*GOAL OF THE EXERCISE*. Repeat the records below exactly.

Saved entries
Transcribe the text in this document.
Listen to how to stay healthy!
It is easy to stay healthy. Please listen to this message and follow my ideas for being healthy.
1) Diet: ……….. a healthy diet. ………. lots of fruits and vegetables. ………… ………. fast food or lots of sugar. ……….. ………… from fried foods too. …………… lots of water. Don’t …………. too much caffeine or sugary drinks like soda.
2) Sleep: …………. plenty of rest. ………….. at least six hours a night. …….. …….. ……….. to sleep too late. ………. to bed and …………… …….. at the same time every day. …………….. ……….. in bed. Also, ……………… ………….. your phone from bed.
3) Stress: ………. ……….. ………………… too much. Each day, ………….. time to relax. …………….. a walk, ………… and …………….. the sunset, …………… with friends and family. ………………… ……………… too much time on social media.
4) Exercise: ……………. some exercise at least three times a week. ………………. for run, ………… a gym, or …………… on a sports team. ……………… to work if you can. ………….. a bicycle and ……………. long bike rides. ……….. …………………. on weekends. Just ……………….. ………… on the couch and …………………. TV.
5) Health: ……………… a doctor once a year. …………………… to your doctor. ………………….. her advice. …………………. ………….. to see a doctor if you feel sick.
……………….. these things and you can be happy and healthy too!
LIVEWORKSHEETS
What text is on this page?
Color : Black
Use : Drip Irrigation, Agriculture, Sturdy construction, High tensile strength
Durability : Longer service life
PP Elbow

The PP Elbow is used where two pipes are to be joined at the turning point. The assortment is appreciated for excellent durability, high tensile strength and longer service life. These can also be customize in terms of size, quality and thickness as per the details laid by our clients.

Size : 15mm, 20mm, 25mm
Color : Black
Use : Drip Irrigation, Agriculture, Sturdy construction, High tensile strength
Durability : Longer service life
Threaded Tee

*TASK OUTPUT*.
Transcribe the text in this document.
Listen to how to stay healthy!
It is easy to stay healthy. Please listen to this message and follow my ideas for being healthy.
1) Diet: ……….. a healthy diet. ………. lots of fruits and vegetables. ………… ………. fast food or lots of sugar. ……….. ………… from fried foods too. …………… lots of water. Don’t …………. too much caffeine or sugary drinks like soda.
2) Sleep: …………. plenty of rest. ………….. at least six hours a night. …….. …….. ……….. to sleep too late. ………. to bed and …………… …….. at the same time every day. …………….. ……….. in bed. Also, ……………… ………….. your phone from bed.
3) Stress: ………. ……….. ………………… too much. Each day, ………….. time to relax. …………….. a walk, ………… and …………….. the sunset, …………… with friends and family. ………………… ……………… too much time on social media.
4) Exercise: ……………. some exercise at least three times a week. ………………. for run, ………… a gym, or …………… on a sports team. ……………… to work if you can. ………….. a bicycle and ……………. long bike rides. ……….. …………………. on weekends. Just ……………….. ………… on the couch and …………………. TV.
5) Health: ……………… a doctor once a year. …………………… to your doctor. ………………….. her advice. …………………. ………….. to see a doctor if you feel sick.
……………….. these things and you can be happy and healthy too!
LIVEWORKSHEETS
What text is on this page?
Color : Black
Use : Drip Irrigation, Agriculture, Sturdy construction, High tensile strength
Durability : Longer service life
PP Elbow

The PP Elbow is used where two pipes are to be joined at the turning point. The assortment is appreciated for excellent durability, high tensile strength and longer service life. These can also be customize in terms of size, quality and thickness as per the details laid by our clients.

Size : 15mm, 20mm, 25mm
Color : Black
Use : Drip Irrigation, Agriculture, Sturdy construction, High tensile strength
Durability : Longer service life
Threaded Tee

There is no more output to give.